(begin)
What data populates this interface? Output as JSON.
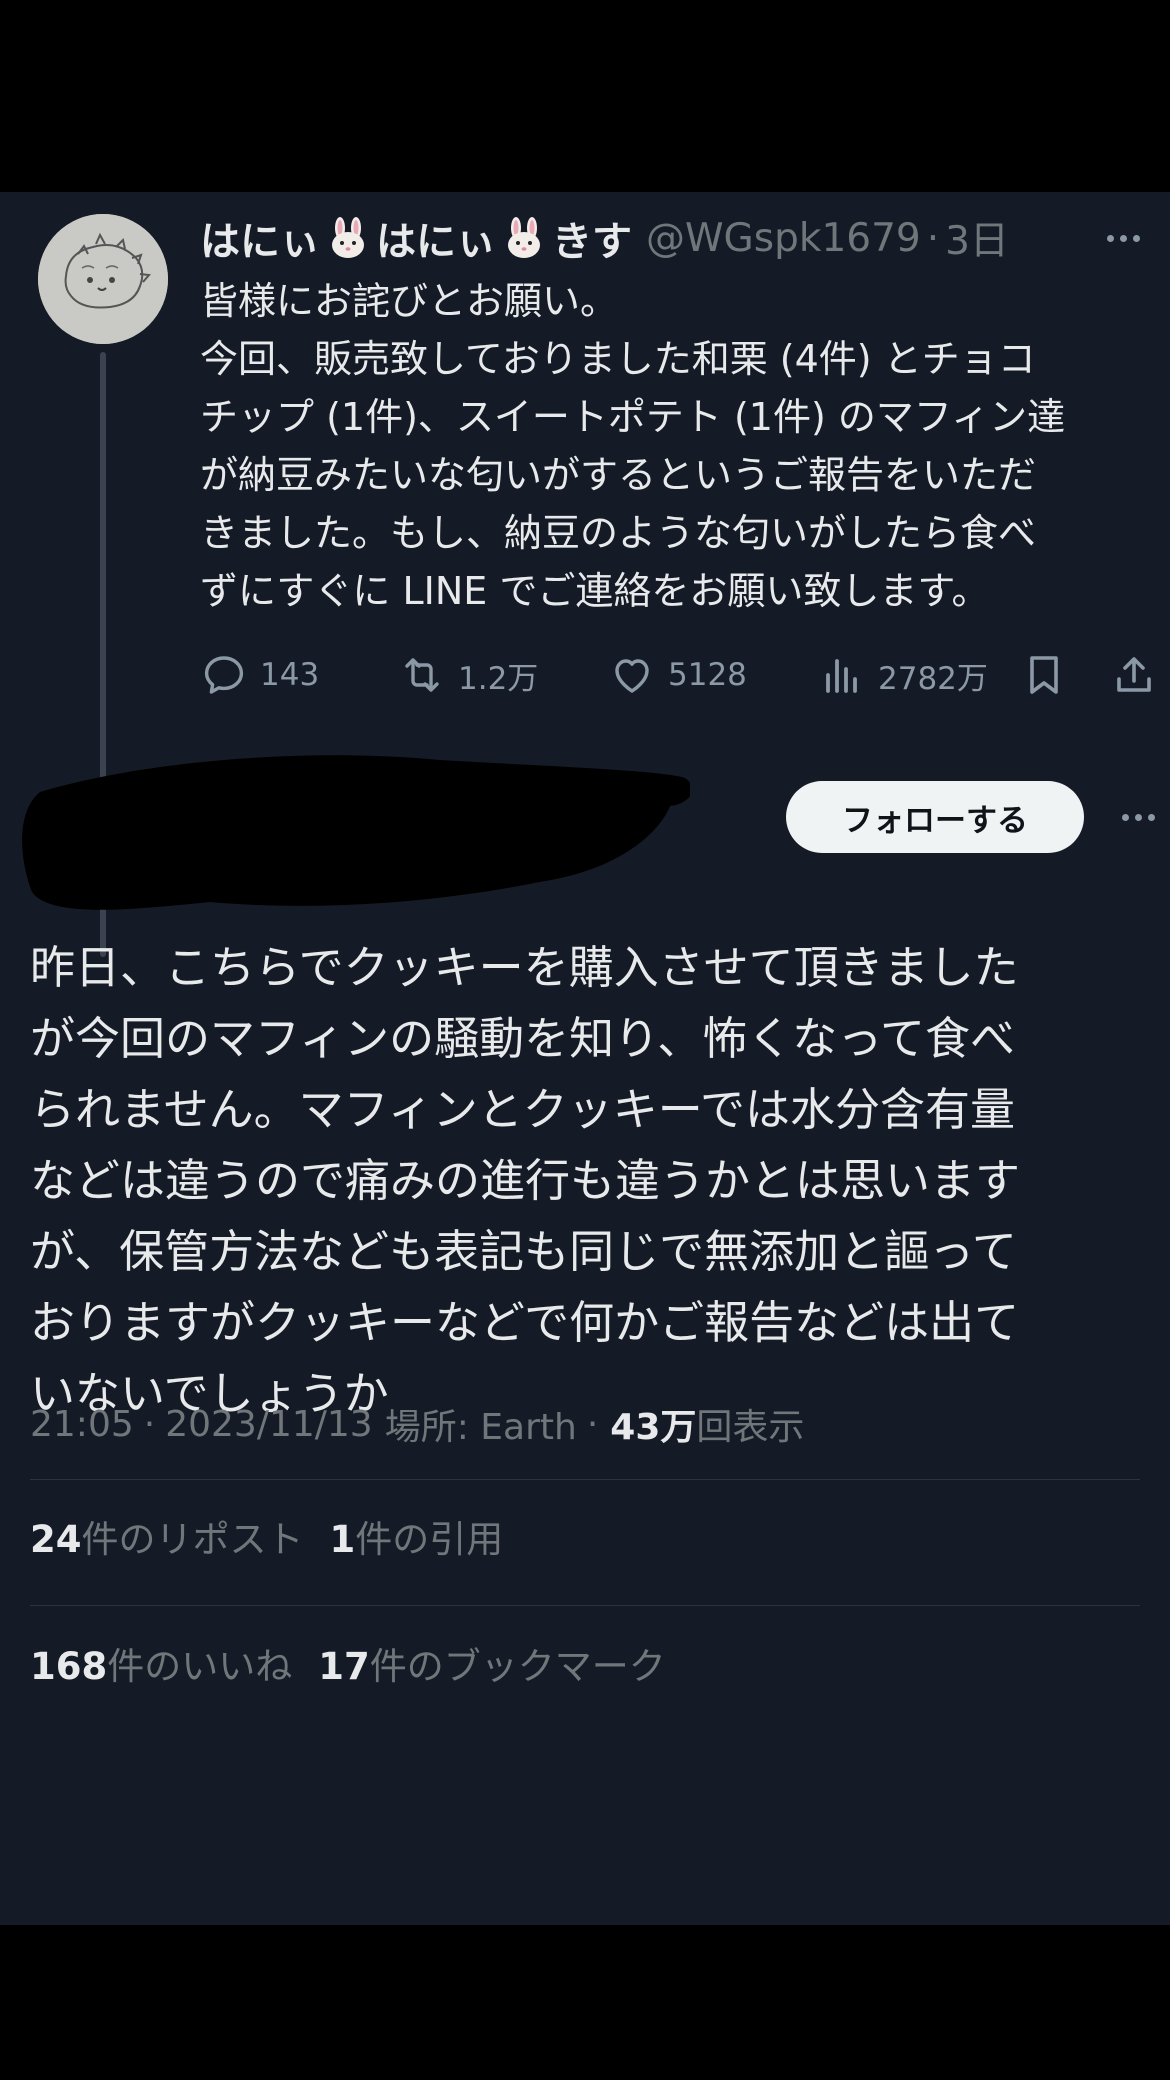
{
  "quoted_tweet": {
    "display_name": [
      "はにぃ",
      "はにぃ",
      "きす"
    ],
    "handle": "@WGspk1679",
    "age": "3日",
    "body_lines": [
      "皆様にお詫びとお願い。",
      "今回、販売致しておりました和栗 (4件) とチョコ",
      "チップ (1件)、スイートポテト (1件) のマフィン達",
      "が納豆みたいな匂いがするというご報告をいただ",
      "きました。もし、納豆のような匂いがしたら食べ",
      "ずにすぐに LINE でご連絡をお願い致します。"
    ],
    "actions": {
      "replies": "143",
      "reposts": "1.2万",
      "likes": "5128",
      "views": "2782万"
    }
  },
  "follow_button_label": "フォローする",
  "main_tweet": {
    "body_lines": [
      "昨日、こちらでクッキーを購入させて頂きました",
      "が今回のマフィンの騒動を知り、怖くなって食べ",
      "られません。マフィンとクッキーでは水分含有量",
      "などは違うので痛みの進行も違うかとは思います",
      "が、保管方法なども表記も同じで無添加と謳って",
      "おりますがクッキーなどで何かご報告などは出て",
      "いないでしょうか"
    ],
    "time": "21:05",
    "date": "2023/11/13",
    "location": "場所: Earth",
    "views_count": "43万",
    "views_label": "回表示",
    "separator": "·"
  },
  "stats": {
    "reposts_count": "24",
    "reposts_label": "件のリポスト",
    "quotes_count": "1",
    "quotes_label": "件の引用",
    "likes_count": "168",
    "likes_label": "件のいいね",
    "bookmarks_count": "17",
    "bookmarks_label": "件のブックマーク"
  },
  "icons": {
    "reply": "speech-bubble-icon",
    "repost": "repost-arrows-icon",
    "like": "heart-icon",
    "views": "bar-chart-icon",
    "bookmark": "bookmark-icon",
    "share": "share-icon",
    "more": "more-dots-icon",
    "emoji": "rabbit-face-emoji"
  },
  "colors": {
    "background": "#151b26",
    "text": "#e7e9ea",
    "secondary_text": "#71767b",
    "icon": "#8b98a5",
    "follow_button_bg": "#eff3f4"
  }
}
(end)
## Task objective
Using the records above, retype everything exactly except the pictures.

## Output
What data populates this interface? Output as JSON.
{
  "quoted_tweet": {
    "display_name": [
      "はにぃ",
      "はにぃ",
      "きす"
    ],
    "handle": "@WGspk1679",
    "age": "3日",
    "body_lines": [
      "皆様にお詫びとお願い。",
      "今回、販売致しておりました和栗 (4件) とチョコ",
      "チップ (1件)、スイートポテト (1件) のマフィン達",
      "が納豆みたいな匂いがするというご報告をいただ",
      "きました。もし、納豆のような匂いがしたら食べ",
      "ずにすぐに LINE でご連絡をお願い致します。"
    ],
    "actions": {
      "replies": "143",
      "reposts": "1.2万",
      "likes": "5128",
      "views": "2782万"
    }
  },
  "follow_button_label": "フォローする",
  "main_tweet": {
    "body_lines": [
      "昨日、こちらでクッキーを購入させて頂きました",
      "が今回のマフィンの騒動を知り、怖くなって食べ",
      "られません。マフィンとクッキーでは水分含有量",
      "などは違うので痛みの進行も違うかとは思います",
      "が、保管方法なども表記も同じで無添加と謳って",
      "おりますがクッキーなどで何かご報告などは出て",
      "いないでしょうか"
    ],
    "time": "21:05",
    "date": "2023/11/13",
    "location": "場所: Earth",
    "views_count": "43万",
    "views_label": "回表示",
    "separator": "·"
  },
  "stats": {
    "reposts_count": "24",
    "reposts_label": "件のリポスト",
    "quotes_count": "1",
    "quotes_label": "件の引用",
    "likes_count": "168",
    "likes_label": "件のいいね",
    "bookmarks_count": "17",
    "bookmarks_label": "件のブックマーク"
  },
  "icons": {
    "reply": "speech-bubble-icon",
    "repost": "repost-arrows-icon",
    "like": "heart-icon",
    "views": "bar-chart-icon",
    "bookmark": "bookmark-icon",
    "share": "share-icon",
    "more": "more-dots-icon",
    "emoji": "rabbit-face-emoji"
  },
  "colors": {
    "background": "#151b26",
    "text": "#e7e9ea",
    "secondary_text": "#71767b",
    "icon": "#8b98a5",
    "follow_button_bg": "#eff3f4"
  }
}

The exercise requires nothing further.